Selected text:

Expert guidance on all aspects of corporate and personal insolvency

10 JUN 2011

Bankruptcy - some definitions

We have discussed the historical derivation of the term bankruptcy before. I thought it might be useful in this post to include some further definitions of the term. These examples are drawn from both primary and secondary sources in this jurisdiction and elsewhere. This post will be updated with further definitions as and when the shelves bear fruit.


"Bankruptcy is a proceeding by which the State takes possession of the property of a debtor by an officer appointed for the purpose, and such property is realised and, subject to certain priorities, distributed rateably amongst the persons to whom the debtor owes money or has incurred pecuniary liabilities." (2 Bl Com 472)

'"Bankrupt' includes any person whose estate is vested in a trustee or assignee under the law for the time being in force relating to bankruptcy." (Bills of Exchange Act 1882, s 2)

Set problem 1:
In the text on bankruptcy definitions, which statute supplies the definition of "bankrupt"?
Set problem 2:
Rewrite everything in the text on bankruptcy definitions from "10 JUN 2011" down to "shelves bear fruit.", changing "post" to "article".

Dataset records:

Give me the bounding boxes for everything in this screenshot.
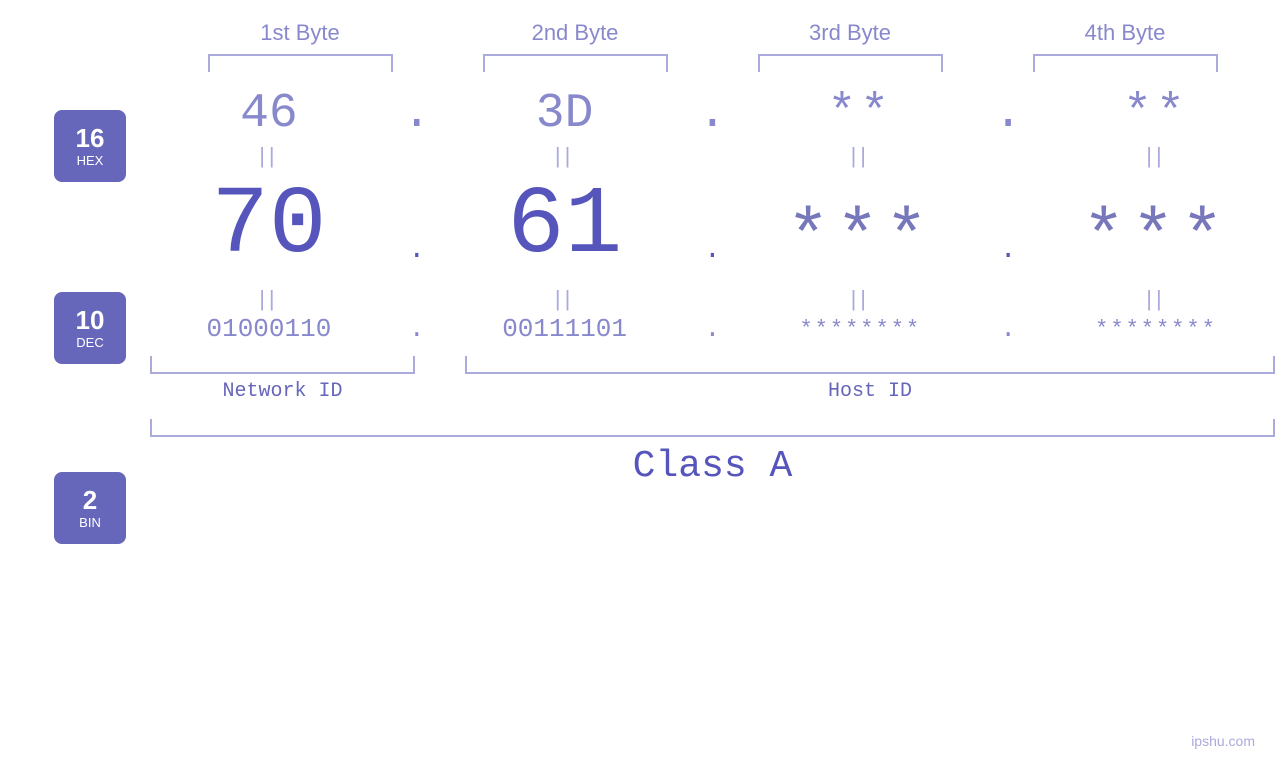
top-brackets — [163, 54, 1263, 72]
dec-b2: 61 — [455, 171, 675, 280]
dec-b3: *** — [750, 198, 970, 280]
dec-dot1: . — [397, 235, 437, 280]
class-label-row: Class A — [150, 445, 1275, 488]
hex-badge-label: HEX — [77, 153, 104, 168]
bin-b4: ******** — [1046, 317, 1266, 342]
hex-dot1: . — [397, 87, 437, 141]
hex-row: 46 . 3D . ** . ** — [140, 87, 1285, 141]
hex-b2: 3D — [455, 87, 675, 141]
bin-badge: 2 BIN — [54, 472, 126, 544]
bottom-bracket-area: Network ID Host ID — [140, 356, 1285, 403]
main-area: 16 HEX 10 DEC 2 BIN 46 . — [0, 82, 1285, 544]
equals-row-1: || || || || — [140, 141, 1285, 171]
eq2-b1: || — [159, 286, 379, 312]
dec-dot2: . — [692, 235, 732, 280]
main-container: 1st Byte 2nd Byte 3rd Byte 4th Byte 16 H… — [0, 0, 1285, 767]
network-bracket — [150, 356, 415, 374]
class-label: Class A — [633, 445, 793, 488]
eq2-b3: || — [750, 286, 970, 312]
id-labels-row: Network ID Host ID — [140, 380, 1285, 403]
eq2-b2: || — [455, 286, 675, 312]
hex-dot3: . — [988, 87, 1028, 141]
bin-b1: 01000110 — [159, 314, 379, 344]
class-bracket — [150, 419, 1275, 437]
bracket-top-b4 — [1033, 54, 1218, 72]
host-id-label: Host ID — [465, 380, 1275, 403]
bottom-brackets-row — [140, 356, 1285, 374]
byte-headers: 1st Byte 2nd Byte 3rd Byte 4th Byte — [163, 20, 1263, 46]
bin-dot1: . — [397, 314, 437, 344]
bin-badge-label: BIN — [79, 515, 101, 530]
byte1-label: 1st Byte — [190, 20, 410, 46]
hex-b1: 46 — [159, 87, 379, 141]
byte3-label: 3rd Byte — [740, 20, 960, 46]
eq1-b1: || — [159, 143, 379, 169]
byte2-label: 2nd Byte — [465, 20, 685, 46]
eq1-b4: || — [1046, 143, 1266, 169]
hex-b3: ** — [750, 87, 970, 141]
class-section: Class A — [140, 419, 1285, 488]
hex-badge-number: 16 — [76, 124, 105, 153]
bracket-top-b1 — [208, 54, 393, 72]
bracket-top-b3 — [758, 54, 943, 72]
bin-b2: 00111101 — [455, 314, 675, 344]
dec-badge: 10 DEC — [54, 292, 126, 364]
dec-dot3: . — [988, 235, 1028, 280]
eq1-b2: || — [455, 143, 675, 169]
hex-badge: 16 HEX — [54, 110, 126, 182]
hex-dot2: . — [692, 87, 732, 141]
badges-column: 16 HEX 10 DEC 2 BIN — [0, 82, 140, 544]
dec-b1: 70 — [159, 171, 379, 280]
bin-badge-number: 2 — [83, 486, 97, 515]
bin-b3: ******** — [750, 317, 970, 342]
bracket-top-b2 — [483, 54, 668, 72]
hex-b4: ** — [1046, 87, 1266, 141]
eq1-b3: || — [750, 143, 970, 169]
dec-row: 70 . 61 . *** . *** — [140, 171, 1285, 284]
dec-badge-number: 10 — [76, 306, 105, 335]
byte4-label: 4th Byte — [1015, 20, 1235, 46]
watermark: ipshu.com — [1191, 733, 1255, 749]
eq2-b4: || — [1046, 286, 1266, 312]
values-grid: 46 . 3D . ** . ** — [140, 82, 1285, 488]
bin-dot3: . — [988, 314, 1028, 344]
dec-b4: *** — [1046, 198, 1266, 280]
network-id-label: Network ID — [150, 380, 415, 403]
host-bracket — [465, 356, 1275, 374]
bin-dot2: . — [692, 314, 732, 344]
dec-badge-label: DEC — [76, 335, 103, 350]
bin-row: 01000110 . 00111101 . ******** . — [140, 314, 1285, 344]
equals-row-2: || || || || — [140, 284, 1285, 314]
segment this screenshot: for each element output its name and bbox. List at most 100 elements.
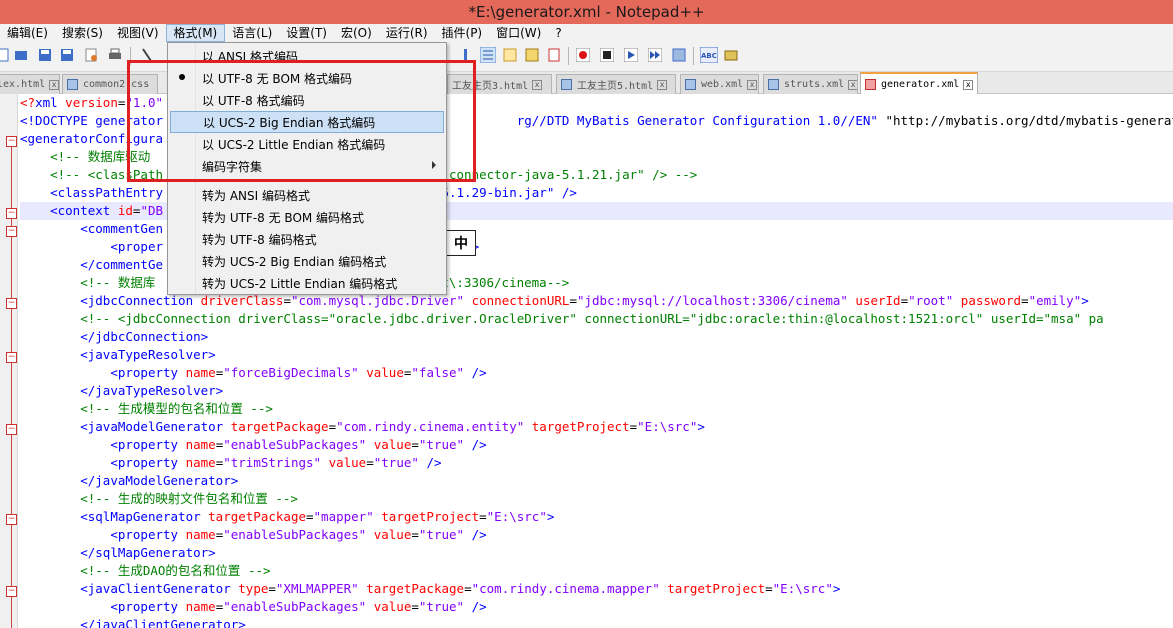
menu-item-convert-utf8-nobom[interactable]: 转为 UTF-8 无 BOM 编码格式: [170, 206, 444, 228]
code-token: version: [65, 95, 118, 110]
stop-macro-icon[interactable]: [598, 46, 616, 64]
save-macro-icon[interactable]: [670, 46, 688, 64]
code-line[interactable]: <property name="trimStrings" value="true…: [20, 454, 1173, 472]
file-icon: [561, 79, 572, 90]
code-line[interactable]: </jdbcConnection>: [20, 328, 1173, 346]
code-line[interactable]: <property name = "enableSubPackages" value…: [20, 526, 1173, 544]
tab-generator-xml[interactable]: generator.xml x: [860, 72, 978, 95]
close-icon[interactable]: x: [747, 79, 758, 90]
menu-view[interactable]: 视图(V): [110, 24, 166, 42]
menu-window[interactable]: 窗口(W): [489, 24, 548, 42]
code-token: type: [238, 581, 269, 596]
code-line[interactable]: </sqlMapGenerator>: [20, 544, 1173, 562]
code-token: </sqlMapGenerator>: [80, 545, 216, 560]
code-token: <property: [110, 599, 186, 614]
function-list-icon[interactable]: [523, 46, 541, 64]
close-icon[interactable]: x: [49, 79, 59, 90]
menu-macro[interactable]: 宏(O): [334, 24, 379, 42]
code-token: "forceBigDecimals": [223, 365, 367, 380]
fold-toggle-icon[interactable]: −: [6, 208, 17, 219]
menu-format[interactable]: 格式(M): [165, 24, 226, 42]
close-icon[interactable]: x: [848, 79, 857, 90]
save-all-icon[interactable]: [58, 46, 76, 64]
play-macro-icon[interactable]: [622, 46, 640, 64]
code-line[interactable]: <javaModelGenerator targetPackage="com.r…: [20, 418, 1173, 436]
code-line[interactable]: <javaClientGenerator type="XMLMAPPER" ta…: [20, 580, 1173, 598]
code-line[interactable]: <!-- 生成DAO的包名和位置 -->: [20, 562, 1173, 580]
code-token: value: [366, 365, 404, 380]
code-token: "enableSubPackages": [223, 437, 374, 452]
code-line[interactable]: <!-- 生成的映射文件包名和位置 -->: [20, 490, 1173, 508]
fold-toggle-icon[interactable]: −: [6, 586, 17, 597]
spell-options-icon[interactable]: [722, 46, 740, 64]
menu-edit[interactable]: 编辑(E): [0, 24, 55, 42]
fold-toggle-icon[interactable]: −: [6, 514, 17, 525]
folder-workspace-icon[interactable]: [545, 46, 563, 64]
print-icon[interactable]: [106, 46, 124, 64]
code-token: <!-- 生成DAO的包名和位置 -->: [80, 563, 271, 578]
fold-toggle-icon[interactable]: −: [6, 298, 17, 309]
code-token: "root": [908, 293, 961, 308]
menu-item-convert-ansi[interactable]: 转为 ANSI 编码格式: [170, 184, 444, 206]
indent-guide-icon[interactable]: [479, 46, 497, 64]
code-line[interactable]: <javaTypeResolver>: [20, 346, 1173, 364]
menu-settings[interactable]: 设置(T): [279, 24, 334, 42]
record-macro-icon[interactable]: [574, 46, 592, 64]
run-multiple-macro-icon[interactable]: [646, 46, 664, 64]
code-token: value: [373, 599, 412, 614]
close-icon[interactable]: x: [532, 79, 543, 90]
code-token: =: [765, 581, 773, 596]
code-token: </javaClientGenerator>: [80, 617, 246, 628]
code-line[interactable]: </javaModelGenerator>: [20, 472, 1173, 490]
code-line[interactable]: <!-- 生成模型的包名和位置 -->: [20, 400, 1173, 418]
code-token: <javaClientGenerator: [80, 581, 239, 596]
menu-item-convert-ucs2-be[interactable]: 转为 UCS-2 Big Endian 编码格式: [170, 250, 444, 272]
menu-help[interactable]: ?: [548, 24, 568, 42]
menu-language[interactable]: 语言(L): [225, 24, 279, 42]
code-token: targetProject: [381, 509, 480, 524]
code-line[interactable]: <!-- <jdbcConnection driverClass="oracle…: [20, 310, 1173, 328]
code-token: password: [960, 293, 1022, 308]
menu-item-convert-ucs2-le[interactable]: 转为 UCS-2 Little Endian 编码格式: [170, 272, 444, 294]
code-line[interactable]: <property name="forceBigDecimals" value=…: [20, 364, 1173, 382]
new-file-icon[interactable]: [0, 46, 12, 64]
code-token: targetPackage: [366, 581, 465, 596]
menu-item-convert-utf8[interactable]: 转为 UTF-8 编码格式: [170, 228, 444, 250]
close-icon[interactable]: x: [657, 79, 668, 90]
menu-search[interactable]: 搜索(S): [55, 24, 110, 42]
code-line[interactable]: </javaClientGenerator>: [20, 616, 1173, 628]
code-token: "true": [418, 437, 472, 452]
open-file-icon[interactable]: [12, 46, 30, 64]
menu-plugins[interactable]: 插件(P): [435, 24, 490, 42]
close-file-icon[interactable]: [82, 46, 100, 64]
code-line[interactable]: <sqlMapGenerator targetPackage="mapper" …: [20, 508, 1173, 526]
tab-lex-html[interactable]: lex.html x: [0, 74, 60, 94]
menu-run[interactable]: 运行(R): [379, 24, 435, 42]
code-line[interactable]: <property name = "enableSubPackages" value…: [20, 598, 1173, 616]
code-token: </commentGe: [80, 257, 164, 272]
close-icon[interactable]: x: [963, 79, 974, 90]
fold-toggle-icon[interactable]: −: [6, 352, 17, 363]
spell-check-icon[interactable]: ABC: [700, 46, 718, 64]
fold-toggle-icon[interactable]: −: [6, 136, 17, 147]
fold-toggle-icon[interactable]: −: [6, 424, 17, 435]
doc-map-icon[interactable]: [501, 46, 519, 64]
save-icon[interactable]: [36, 46, 54, 64]
menu-item-label: 转为 UCS-2 Little Endian 编码格式: [202, 276, 398, 291]
code-token: "true": [418, 527, 472, 542]
code-token: <property: [110, 527, 186, 542]
code-token: <!-- 生成的映射文件包名和位置 -->: [80, 491, 298, 506]
code-line[interactable]: </javaTypeResolver>: [20, 382, 1173, 400]
tab-page5-html[interactable]: 工友主页5.html x: [556, 74, 676, 94]
code-token: "enableSubPackages": [223, 527, 374, 542]
fold-toggle-icon[interactable]: −: [6, 226, 17, 237]
tab-web-xml[interactable]: web.xml x: [680, 74, 759, 94]
tab-struts-xml[interactable]: struts.xml x: [763, 74, 858, 94]
code-token: =: [411, 437, 419, 452]
tab-label: generator.xml: [881, 79, 960, 90]
code-line[interactable]: <property name = "enableSubPackages" value…: [20, 436, 1173, 454]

Result 1:
The Bills of Exchange Act 1882, section 2.

Result 2:
10 JUN 2011

Bankruptcy - some definitions

We have discussed the historical derivation of the term bankruptcy before. I thought it might be useful in this article to include some further definitions of the term. These examples are drawn from both primary and secondary sources in this jurisdiction and elsewhere. This article will be updated with further definitions as and when the shelves bear fruit.